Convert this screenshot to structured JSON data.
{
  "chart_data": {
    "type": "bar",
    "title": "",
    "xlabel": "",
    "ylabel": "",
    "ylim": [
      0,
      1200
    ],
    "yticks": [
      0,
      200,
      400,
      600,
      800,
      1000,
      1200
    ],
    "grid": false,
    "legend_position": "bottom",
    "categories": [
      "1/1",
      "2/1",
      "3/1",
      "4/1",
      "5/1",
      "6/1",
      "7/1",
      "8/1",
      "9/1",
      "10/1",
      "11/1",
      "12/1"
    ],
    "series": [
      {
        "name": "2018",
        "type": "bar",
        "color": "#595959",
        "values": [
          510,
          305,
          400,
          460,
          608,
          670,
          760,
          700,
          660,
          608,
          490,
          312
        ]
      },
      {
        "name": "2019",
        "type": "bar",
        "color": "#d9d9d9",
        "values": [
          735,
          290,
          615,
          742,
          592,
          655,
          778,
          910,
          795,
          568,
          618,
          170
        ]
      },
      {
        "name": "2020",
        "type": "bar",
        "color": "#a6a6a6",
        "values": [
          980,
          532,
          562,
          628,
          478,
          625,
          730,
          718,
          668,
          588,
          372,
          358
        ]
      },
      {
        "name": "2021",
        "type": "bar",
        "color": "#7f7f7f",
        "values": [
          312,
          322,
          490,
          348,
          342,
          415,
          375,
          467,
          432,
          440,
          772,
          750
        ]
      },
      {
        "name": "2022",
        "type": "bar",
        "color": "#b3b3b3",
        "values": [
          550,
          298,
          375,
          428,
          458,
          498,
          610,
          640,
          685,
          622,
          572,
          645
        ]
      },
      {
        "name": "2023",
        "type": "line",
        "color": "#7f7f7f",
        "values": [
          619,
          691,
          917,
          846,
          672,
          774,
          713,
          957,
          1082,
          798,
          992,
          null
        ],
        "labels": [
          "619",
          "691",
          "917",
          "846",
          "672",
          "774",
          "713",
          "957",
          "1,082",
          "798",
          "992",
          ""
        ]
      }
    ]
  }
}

- [Set exercise]
Print the complete listing again, exactly as it stands.

- [Complete output]
Convert this screenshot to structured JSON data.
{
  "chart_data": {
    "type": "bar",
    "title": "",
    "xlabel": "",
    "ylabel": "",
    "ylim": [
      0,
      1200
    ],
    "yticks": [
      0,
      200,
      400,
      600,
      800,
      1000,
      1200
    ],
    "grid": false,
    "legend_position": "bottom",
    "categories": [
      "1/1",
      "2/1",
      "3/1",
      "4/1",
      "5/1",
      "6/1",
      "7/1",
      "8/1",
      "9/1",
      "10/1",
      "11/1",
      "12/1"
    ],
    "series": [
      {
        "name": "2018",
        "type": "bar",
        "color": "#595959",
        "values": [
          510,
          305,
          400,
          460,
          608,
          670,
          760,
          700,
          660,
          608,
          490,
          312
        ]
      },
      {
        "name": "2019",
        "type": "bar",
        "color": "#d9d9d9",
        "values": [
          735,
          290,
          615,
          742,
          592,
          655,
          778,
          910,
          795,
          568,
          618,
          170
        ]
      },
      {
        "name": "2020",
        "type": "bar",
        "color": "#a6a6a6",
        "values": [
          980,
          532,
          562,
          628,
          478,
          625,
          730,
          718,
          668,
          588,
          372,
          358
        ]
      },
      {
        "name": "2021",
        "type": "bar",
        "color": "#7f7f7f",
        "values": [
          312,
          322,
          490,
          348,
          342,
          415,
          375,
          467,
          432,
          440,
          772,
          750
        ]
      },
      {
        "name": "2022",
        "type": "bar",
        "color": "#b3b3b3",
        "values": [
          550,
          298,
          375,
          428,
          458,
          498,
          610,
          640,
          685,
          622,
          572,
          645
        ]
      },
      {
        "name": "2023",
        "type": "line",
        "color": "#7f7f7f",
        "values": [
          619,
          691,
          917,
          846,
          672,
          774,
          713,
          957,
          1082,
          798,
          992,
          null
        ],
        "labels": [
          "619",
          "691",
          "917",
          "846",
          "672",
          "774",
          "713",
          "957",
          "1,082",
          "798",
          "992",
          ""
        ]
      }
    ]
  }
}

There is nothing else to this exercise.